_EXERCISE BRIEF:_
Every line holding the string "Component" should be gathered.
»»
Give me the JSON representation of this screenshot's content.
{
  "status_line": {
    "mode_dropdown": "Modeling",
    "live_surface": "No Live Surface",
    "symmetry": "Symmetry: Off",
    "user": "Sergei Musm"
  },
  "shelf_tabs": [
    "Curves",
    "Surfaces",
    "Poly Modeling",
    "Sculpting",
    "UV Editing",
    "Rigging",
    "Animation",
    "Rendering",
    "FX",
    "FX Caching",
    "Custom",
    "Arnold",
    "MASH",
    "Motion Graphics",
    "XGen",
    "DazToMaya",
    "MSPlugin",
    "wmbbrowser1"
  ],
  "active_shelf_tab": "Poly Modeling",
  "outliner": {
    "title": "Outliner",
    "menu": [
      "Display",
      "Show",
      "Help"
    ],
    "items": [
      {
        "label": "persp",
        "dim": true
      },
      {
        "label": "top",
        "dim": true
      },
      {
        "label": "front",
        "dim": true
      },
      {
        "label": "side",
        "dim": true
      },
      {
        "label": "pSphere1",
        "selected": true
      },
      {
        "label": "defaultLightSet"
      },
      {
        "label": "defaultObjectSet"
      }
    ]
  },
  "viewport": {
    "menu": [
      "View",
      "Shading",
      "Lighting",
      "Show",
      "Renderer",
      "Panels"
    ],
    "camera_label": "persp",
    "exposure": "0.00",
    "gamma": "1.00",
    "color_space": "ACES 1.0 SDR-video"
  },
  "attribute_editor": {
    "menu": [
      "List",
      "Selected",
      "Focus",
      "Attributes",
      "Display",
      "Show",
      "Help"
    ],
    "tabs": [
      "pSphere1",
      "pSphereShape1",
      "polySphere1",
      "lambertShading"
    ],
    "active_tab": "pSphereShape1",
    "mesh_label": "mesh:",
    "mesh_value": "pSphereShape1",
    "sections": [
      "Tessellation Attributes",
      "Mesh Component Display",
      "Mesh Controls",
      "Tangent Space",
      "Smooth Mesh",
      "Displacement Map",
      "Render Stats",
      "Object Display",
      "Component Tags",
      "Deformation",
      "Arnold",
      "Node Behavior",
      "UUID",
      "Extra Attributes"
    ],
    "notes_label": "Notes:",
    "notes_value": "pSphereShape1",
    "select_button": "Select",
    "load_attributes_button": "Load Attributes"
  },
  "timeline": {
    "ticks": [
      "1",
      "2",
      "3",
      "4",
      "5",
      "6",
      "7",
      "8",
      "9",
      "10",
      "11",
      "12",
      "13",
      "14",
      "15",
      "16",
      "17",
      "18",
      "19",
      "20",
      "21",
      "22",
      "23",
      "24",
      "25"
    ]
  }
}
««
_RESULT FOR THIS EXERCISE:_
      "Mesh Component Display",
      "Component Tags",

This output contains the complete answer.